## USANDO AS INFORMAÇÕES
1 > Copie do texto sobre Abdelmassih o trecho de "Nos telefonemas ao" até "acontecesse a ele.", incluindo este último.
2 > Resuma em duas frases o texto sobre Abdelmassih.
3 > Dê continuidade ao texto sobre Abdelmassih a partir do ponto em que ele termina.

## TEXTO PARA ANÁLISE
---+---
Preocupado com a possibilidade de ser rastreado, o fugitivo fala para o psiquiatra que vai se matar se for preso. “Resolvo num minuto”, diz Abdelmassih, que mantinha um revólver calibre 38 na casa alugada em Assunção.
Quando foi pego neste mês pela polícia paraguaia e pela Polícia Federal, o foragido voltou a falar que queria se matar e ainda pediu para os policiais o executarem. Expulso do país vizinho, Abdelmassih acabou levado ao Brasil. Condenado por estuprar e abusar sexualmente de 37 ex-pacientes, ele cumpre a pena na Penitenciária de Tremembé, interior de São Paulo.
Nos telefonemas ao psiquiatra, Abdelmassih demonstra incomodo após ter visto uma foto do seu casamento publicada numa revista brasileira sugerindo possíveis paradeiros. Diz ter feito um seguro de vida de até R$ 4 milhões para Larissa e que gostaria que ela fosse para a Europa.
“Para ela [Larissa] é ruim. Porque eu ainda faço alguns tipos de mudança [disfarces], mas ela não”, diz. Uma foto da ex-procuradora publicada no aplicativo Whats App com o número do celular monitorado ajudou a investigação a rastrear o casal.
Num dos grampos, Abdelmassih diz, no entanto, que está “aqui no Líbano” para despistar. Para a investigação, isso poderia ser um indício de que ele desconfiava que poderia estar sendo monitorado. “Adeus pampa mia”, diz o ex-médico, sugerindo deixar o país vizinho se algo acontecesse a ele.
---+---
## DADOS FORNECIDOS
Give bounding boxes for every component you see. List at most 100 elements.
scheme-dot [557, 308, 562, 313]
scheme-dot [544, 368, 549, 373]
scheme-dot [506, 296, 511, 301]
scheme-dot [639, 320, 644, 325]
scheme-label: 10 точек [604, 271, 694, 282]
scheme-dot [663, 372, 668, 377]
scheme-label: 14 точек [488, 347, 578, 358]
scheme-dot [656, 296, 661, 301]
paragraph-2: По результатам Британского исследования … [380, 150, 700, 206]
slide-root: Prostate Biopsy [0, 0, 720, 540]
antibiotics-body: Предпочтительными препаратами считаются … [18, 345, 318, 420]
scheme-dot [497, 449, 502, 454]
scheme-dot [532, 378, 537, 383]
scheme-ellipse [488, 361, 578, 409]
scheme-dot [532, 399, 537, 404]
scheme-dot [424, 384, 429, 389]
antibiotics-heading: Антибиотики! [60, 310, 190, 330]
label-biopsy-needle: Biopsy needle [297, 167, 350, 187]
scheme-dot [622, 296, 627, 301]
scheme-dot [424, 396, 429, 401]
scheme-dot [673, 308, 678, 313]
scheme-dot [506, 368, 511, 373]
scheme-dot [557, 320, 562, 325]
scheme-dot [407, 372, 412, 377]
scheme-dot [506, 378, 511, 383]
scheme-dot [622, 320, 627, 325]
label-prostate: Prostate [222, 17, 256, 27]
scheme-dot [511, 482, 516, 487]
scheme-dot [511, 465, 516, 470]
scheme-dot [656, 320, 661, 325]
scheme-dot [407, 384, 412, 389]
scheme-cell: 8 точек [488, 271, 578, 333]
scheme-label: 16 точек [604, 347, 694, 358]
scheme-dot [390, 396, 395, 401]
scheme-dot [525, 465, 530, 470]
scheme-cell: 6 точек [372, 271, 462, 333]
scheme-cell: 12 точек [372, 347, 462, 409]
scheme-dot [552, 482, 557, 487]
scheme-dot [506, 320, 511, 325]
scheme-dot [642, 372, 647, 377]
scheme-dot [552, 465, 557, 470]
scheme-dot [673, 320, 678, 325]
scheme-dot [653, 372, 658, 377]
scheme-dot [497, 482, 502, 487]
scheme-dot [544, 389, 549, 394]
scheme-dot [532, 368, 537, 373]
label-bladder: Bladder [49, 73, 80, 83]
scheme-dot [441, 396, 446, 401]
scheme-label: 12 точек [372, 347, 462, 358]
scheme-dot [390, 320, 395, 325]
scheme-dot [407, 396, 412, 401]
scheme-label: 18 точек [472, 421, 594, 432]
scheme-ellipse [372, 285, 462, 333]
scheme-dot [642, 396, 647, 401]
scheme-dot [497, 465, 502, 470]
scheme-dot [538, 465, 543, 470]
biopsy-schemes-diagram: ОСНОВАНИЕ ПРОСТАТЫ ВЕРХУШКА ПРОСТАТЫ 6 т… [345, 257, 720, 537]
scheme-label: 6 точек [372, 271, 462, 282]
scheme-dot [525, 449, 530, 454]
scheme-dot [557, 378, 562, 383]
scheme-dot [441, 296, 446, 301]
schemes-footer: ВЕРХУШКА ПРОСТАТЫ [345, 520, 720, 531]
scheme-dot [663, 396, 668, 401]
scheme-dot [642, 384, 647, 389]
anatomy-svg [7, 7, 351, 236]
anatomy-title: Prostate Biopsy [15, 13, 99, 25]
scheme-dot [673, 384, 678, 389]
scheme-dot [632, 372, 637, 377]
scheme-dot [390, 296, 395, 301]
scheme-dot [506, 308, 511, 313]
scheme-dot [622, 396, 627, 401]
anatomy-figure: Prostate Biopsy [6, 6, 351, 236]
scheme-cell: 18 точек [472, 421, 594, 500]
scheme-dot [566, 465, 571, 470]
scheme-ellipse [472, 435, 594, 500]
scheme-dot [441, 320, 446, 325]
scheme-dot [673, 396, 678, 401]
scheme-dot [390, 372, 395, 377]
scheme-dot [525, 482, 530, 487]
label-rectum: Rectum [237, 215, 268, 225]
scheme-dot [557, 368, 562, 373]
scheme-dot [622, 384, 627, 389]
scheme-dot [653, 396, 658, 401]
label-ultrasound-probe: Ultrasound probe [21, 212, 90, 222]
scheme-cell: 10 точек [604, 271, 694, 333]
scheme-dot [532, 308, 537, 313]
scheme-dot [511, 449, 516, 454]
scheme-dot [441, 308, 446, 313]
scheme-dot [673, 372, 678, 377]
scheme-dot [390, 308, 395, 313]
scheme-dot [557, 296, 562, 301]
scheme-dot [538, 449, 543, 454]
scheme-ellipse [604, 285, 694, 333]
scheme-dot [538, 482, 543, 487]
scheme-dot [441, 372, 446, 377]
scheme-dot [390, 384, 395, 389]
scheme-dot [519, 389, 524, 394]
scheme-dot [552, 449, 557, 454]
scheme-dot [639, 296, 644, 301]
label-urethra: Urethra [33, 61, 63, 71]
---+---
## RESPOSTAS POR ITEM
1 >
Nos telefonemas ao psiquiatra, Abdelmassih demonstra incomodo após ter visto uma foto do seu casamento publicada numa revista brasileira sugerindo possíveis paradeiros. Diz ter feito um seguro de vida de até R$ 4 milhões para Larissa e que gostaria que ela fosse para a Europa.
“Para ela [Larissa] é ruim. Porque eu ainda faço alguns tipos de mudança [disfarces], mas ela não”, diz. Uma foto da ex-procuradora publicada no aplicativo Whats App com o número do celular monitorado ajudou a investigação a rastrear o casal.
Num dos grampos, Abdelmassih diz, no entanto, que está “aqui no Líbano” para despistar. Para a investigação, isso poderia ser um indício de que ele desconfiava que poderia estar sendo monitorado. “Adeus pampa mia”, diz o ex-médico, sugerindo deixar o país vizinho se algo acontecesse a ele.

2 > Abdelmassih, condenado por estuprar e abusar sexualmente de 37 ex-pacientes, foi pego no Paraguai pela polícia paraguaia e pela Polícia Federal e levado ao Brasil, onde cumpre pena na Penitenciária de Tremembé. Em telefonemas grampeados a um psiquiatra, ele disse que se mataria se fosse preso e citou disfarces e um seguro de vida para Larissa, cuja foto no WhatsApp ajudou a rastrear o casal.

3 >
Psiquiatra
A apuração que levou à prisão de Abdelmassih foi feita pelo Grupo de Atuação Especial de Combate ao Crime Organizado (Gaeco), do Ministério Público em Bauru, no interior paulista. Os promotores investigaram e monitoraram pessoas ligadas a uma rede de proteção para manter o ex-médico na clandestinidade. Essas pessoas são investigadas e podem responder por crimes, como auxiliar fuga de condenado procurado, formação de quadrilha e lavagem de dinheiro.
Segundo especialistas em direito criminal ouvidos pelo G1, pela lei a mulher e parentes de primeiro grau do fugitivo não podem ser responsabilizados por colaborar com o criminoso. Advogados também são isentos de culpa se souberem do paradeiro de um procurado. Apesar disso, Larissa é investigada por suspeita de ter entrado ilegalmente no Paraguai. A Interpol -polícia internacional- enviou alerta para monitorá-la. Sua localização é desconhecida, mas ela estaria com os filhos e parentes em São Paulo.
No que diz respeito ao psiquiatra que atendeu Abdelmassih, ele também está isento de punição, já que o código de ética médica lhe garante o direito ao sigilo com o paciente. Ele pode, por exemplo, atender condenados procurados sem que isso configure ato criminoso. Por esse motivo, o nome do especialista não será divulgado pela equipe de reportagem. Ele também não foi localizado para falar.
“Entendo que psiquiatra ou psicólogo que atende um foragido, sabedor que está foragido, não pratica crime de favorecimento pessoal nenhum. Esse atendimento nada diz com fuga”, explicou o advogado Roberto Del Manto Jr., conselheiro da Ordem dos Advogados do Brasil (OAB) em São Paulo.
“Pelo Código de Ética Médica, uma pessoa que necessita de cuidados tem que ser atendida, independentemente de sua condição de foragido ou não. Não importa quem pague por isso”, disse o advogado criminalista Sergei Cobra Arbex. “Em contrapartida, se a Justiça entender que a conversa entre médico e paciente tem de ser revelada, ela pode cobrar isso do médico se isso for ajudar numa investigação criminal.”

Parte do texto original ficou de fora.